PROMPT:
Of the lines in the entries below, state how many hold the word "уточняване". Say nothing else.

(Recorded data)
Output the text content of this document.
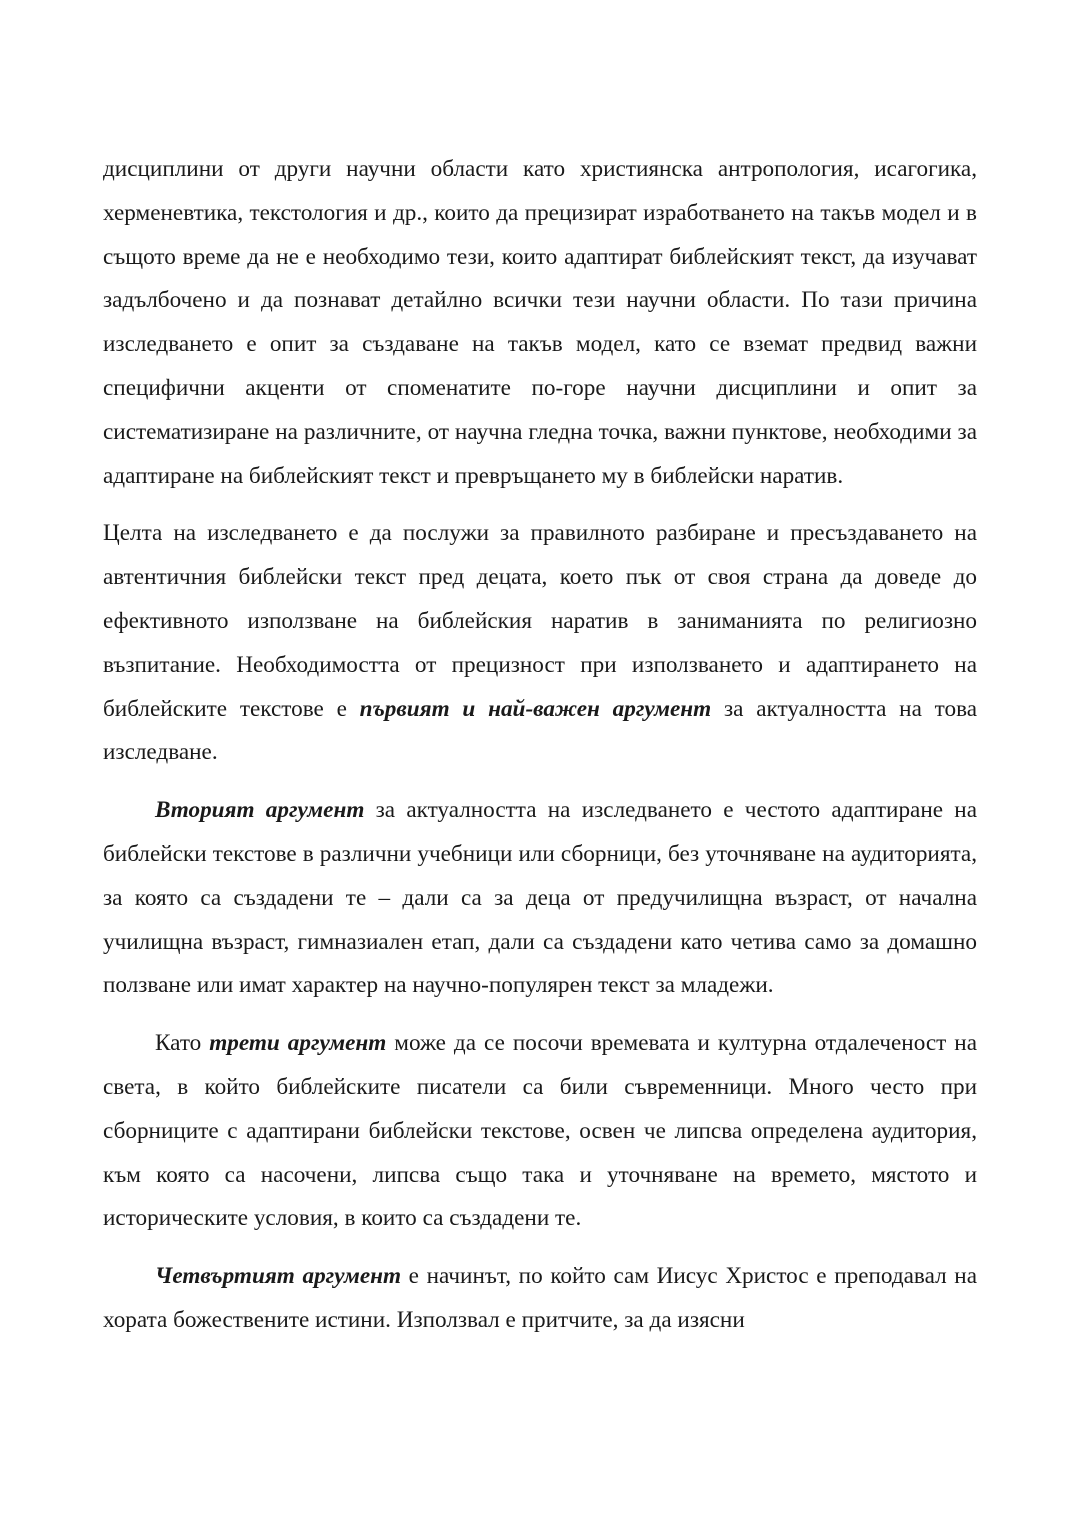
дисциплини от други научни области като християнска антропология, исагогика, херменевтика, текстология и др., които да прецизират изработването на такъв модел и в същото време да не е необходимо тези, които адаптират библейският текст, да изучават задълбочено и да познават детайлно всички тези научни области. По тази причина изследването е опит за създаване на такъв модел, като се вземат предвид важни специфични акценти от споменатите по-горе научни дисциплини и опит за систематизиране на различните, от научна гледна точка, важни пунктове, необходими за адаптиране на библейският текст и превръщането му в библейски наратив.

Целта на изследването е да послужи за правилното разбиране и пресъздаването на автентичния библейски текст пред децата, което пък от своя страна да доведе до ефективното използване на библейския наратив в заниманията по религиозно възпитание. Необходимостта от прецизност при използването и адаптирането на библейските текстове е първият и най-важен аргумент за актуалността на това изследване.

Вторият аргумент за актуалността на изследването е честото адаптиране на библейски текстове в различни учебници или сборници, без уточняване на аудиторията, за която са създадени те – дали са за деца от предучилищна възраст, от начална училищна възраст, гимназиален етап, дали са създадени като четива само за домашно ползване или имат характер на научно-популярен текст за младежи.

Като трети аргумент може да се посочи времевата и културна отдалеченост на света, в който библейските писатели са били съвременници. Много често при сборниците с адаптирани библейски текстове, освен че липсва определена аудитория, към която са насочени, липсва също така и уточняване на времето, мястото и историческите условия, в които са създадени те.

Четвъртият аргумент е начинът, по който сам Иисус Христос е преподавал на хората божествените истини. Използвал е притчите, за да изясни
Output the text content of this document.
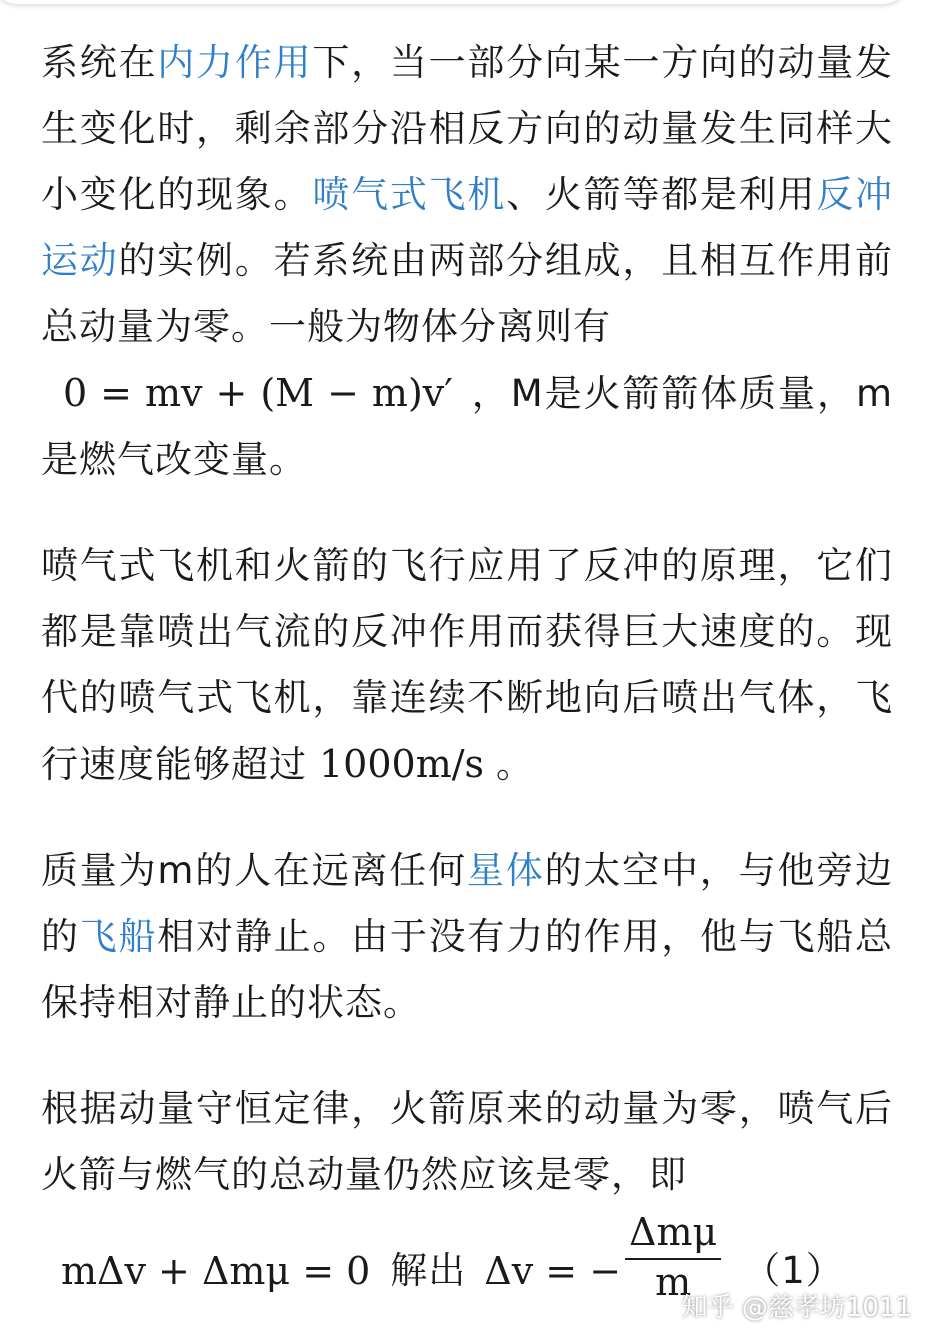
系统在内力作用下，当一部分向某一方向的动量发生变化时，剩余部分沿相反方向的动量发生同样大小变化的现象。喷气式飞机、火箭等都是利用反冲运动的实例。若系统由两部分组成，且相互作用前总动量为零。一般为物体分离则有
0 = mv + (M − m)v′ ，M是火箭箭体质量，m是燃气改变量。

喷气式飞机和火箭的飞行应用了反冲的原理，它们都是靠喷出气流的反冲作用而获得巨大速度的。现代的喷气式飞机，靠连续不断地向后喷出气体，飞行速度能够超过 1000m/s 。

质量为m的人在远离任何星体的太空中，与他旁边的飞船相对静止。由于没有力的作用，他与飞船总保持相对静止的状态。

根据动量守恒定律，火箭原来的动量为零，喷气后火箭与燃气的总动量仍然应该是零，即
mΔv + Δmμ = 0 解出 Δv = − $\frac{\text{Δmμ}}{m} (1)$
知乎 @慈孝坊1011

TASK SOLUTION:
2